• _Request_
The exercise asks you to copy every line below in which "this" appears.

• _Items_
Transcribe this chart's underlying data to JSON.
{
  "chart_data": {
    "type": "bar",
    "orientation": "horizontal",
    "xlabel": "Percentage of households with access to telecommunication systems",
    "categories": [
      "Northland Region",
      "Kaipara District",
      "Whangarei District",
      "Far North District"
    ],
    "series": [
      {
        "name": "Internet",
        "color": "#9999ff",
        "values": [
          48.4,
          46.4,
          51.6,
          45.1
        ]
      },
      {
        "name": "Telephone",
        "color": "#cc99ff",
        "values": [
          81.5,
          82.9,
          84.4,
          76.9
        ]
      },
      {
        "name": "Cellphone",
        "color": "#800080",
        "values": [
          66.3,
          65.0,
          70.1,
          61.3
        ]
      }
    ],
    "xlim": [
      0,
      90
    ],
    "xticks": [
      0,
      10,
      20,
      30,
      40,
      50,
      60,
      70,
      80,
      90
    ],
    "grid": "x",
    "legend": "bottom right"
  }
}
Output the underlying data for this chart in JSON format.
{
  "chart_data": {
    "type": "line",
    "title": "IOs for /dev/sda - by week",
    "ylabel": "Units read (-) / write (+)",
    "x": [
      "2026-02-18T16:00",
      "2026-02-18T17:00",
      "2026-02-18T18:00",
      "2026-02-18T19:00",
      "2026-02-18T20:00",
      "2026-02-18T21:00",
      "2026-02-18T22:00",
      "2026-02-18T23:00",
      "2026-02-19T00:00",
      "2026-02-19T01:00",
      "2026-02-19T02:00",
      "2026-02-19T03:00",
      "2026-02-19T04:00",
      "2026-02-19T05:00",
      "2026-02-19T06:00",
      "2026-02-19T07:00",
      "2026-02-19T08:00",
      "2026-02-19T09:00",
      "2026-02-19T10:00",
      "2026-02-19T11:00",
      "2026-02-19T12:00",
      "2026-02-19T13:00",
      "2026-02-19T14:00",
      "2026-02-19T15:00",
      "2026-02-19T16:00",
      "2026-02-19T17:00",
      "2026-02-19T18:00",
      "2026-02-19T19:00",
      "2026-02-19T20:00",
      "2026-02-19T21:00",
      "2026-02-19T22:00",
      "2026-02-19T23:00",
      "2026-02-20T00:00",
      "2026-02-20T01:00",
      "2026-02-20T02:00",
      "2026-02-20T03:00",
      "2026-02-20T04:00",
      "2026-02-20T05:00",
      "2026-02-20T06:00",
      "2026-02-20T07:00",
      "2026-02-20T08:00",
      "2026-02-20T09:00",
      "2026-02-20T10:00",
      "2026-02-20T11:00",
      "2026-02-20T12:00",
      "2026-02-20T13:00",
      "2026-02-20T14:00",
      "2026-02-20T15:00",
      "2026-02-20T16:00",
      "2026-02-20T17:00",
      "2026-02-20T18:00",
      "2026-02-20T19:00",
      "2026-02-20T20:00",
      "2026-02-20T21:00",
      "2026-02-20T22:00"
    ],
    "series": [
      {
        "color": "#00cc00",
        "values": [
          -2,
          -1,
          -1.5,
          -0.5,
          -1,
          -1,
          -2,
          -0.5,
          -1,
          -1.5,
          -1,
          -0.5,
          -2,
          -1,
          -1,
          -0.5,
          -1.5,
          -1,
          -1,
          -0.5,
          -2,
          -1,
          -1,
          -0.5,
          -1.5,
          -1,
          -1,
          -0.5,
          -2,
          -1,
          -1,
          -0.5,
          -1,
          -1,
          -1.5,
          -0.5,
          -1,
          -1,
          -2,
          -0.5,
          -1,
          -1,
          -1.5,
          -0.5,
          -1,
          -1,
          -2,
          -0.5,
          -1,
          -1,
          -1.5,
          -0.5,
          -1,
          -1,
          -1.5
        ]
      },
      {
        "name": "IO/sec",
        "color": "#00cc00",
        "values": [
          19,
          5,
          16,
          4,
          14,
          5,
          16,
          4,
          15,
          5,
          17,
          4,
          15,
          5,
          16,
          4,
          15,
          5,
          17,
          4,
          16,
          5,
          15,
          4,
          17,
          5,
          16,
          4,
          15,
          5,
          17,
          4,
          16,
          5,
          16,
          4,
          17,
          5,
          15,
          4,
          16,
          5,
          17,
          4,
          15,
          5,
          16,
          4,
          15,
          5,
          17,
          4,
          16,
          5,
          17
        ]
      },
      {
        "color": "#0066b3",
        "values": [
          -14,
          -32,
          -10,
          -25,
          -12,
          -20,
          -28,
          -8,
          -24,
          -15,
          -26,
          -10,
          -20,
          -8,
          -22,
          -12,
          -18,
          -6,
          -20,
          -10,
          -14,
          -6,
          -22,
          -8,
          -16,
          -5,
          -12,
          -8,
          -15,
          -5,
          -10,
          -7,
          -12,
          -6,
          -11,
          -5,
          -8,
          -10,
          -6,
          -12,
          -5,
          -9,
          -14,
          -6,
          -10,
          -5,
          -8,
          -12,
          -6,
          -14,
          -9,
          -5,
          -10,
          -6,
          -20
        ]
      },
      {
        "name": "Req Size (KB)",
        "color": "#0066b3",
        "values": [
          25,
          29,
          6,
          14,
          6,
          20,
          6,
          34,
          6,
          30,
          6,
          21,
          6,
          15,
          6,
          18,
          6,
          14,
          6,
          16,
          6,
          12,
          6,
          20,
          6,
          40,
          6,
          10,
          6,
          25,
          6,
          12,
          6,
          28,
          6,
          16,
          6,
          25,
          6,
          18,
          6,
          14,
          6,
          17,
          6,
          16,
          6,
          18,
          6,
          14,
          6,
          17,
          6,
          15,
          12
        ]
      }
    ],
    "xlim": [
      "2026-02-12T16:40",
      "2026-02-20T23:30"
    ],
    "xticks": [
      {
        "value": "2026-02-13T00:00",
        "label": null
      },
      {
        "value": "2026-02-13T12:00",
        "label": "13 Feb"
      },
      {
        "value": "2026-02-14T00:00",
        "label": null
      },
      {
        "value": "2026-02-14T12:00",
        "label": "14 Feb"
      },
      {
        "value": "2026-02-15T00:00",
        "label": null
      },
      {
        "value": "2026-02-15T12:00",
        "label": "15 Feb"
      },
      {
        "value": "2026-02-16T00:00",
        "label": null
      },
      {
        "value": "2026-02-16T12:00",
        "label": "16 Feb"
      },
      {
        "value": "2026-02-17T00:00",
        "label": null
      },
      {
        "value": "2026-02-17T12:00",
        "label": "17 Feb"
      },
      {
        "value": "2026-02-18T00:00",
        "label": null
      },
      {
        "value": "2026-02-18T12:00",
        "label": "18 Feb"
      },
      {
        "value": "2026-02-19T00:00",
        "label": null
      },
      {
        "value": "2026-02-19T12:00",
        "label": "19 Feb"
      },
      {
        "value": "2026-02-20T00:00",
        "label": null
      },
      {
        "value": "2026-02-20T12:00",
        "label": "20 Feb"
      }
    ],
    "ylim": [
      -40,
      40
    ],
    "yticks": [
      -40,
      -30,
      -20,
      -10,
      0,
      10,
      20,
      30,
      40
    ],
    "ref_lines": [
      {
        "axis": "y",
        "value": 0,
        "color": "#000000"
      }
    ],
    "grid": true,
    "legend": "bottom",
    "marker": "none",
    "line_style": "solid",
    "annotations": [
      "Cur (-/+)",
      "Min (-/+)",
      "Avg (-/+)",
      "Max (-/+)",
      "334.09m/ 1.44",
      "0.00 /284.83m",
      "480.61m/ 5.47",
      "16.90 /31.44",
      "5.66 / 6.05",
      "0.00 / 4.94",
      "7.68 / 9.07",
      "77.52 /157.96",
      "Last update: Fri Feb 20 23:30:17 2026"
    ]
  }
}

• _Written reply_
Transcribe this chart's underlying data to JSON.
Output the underlying data for this chart in JSON format.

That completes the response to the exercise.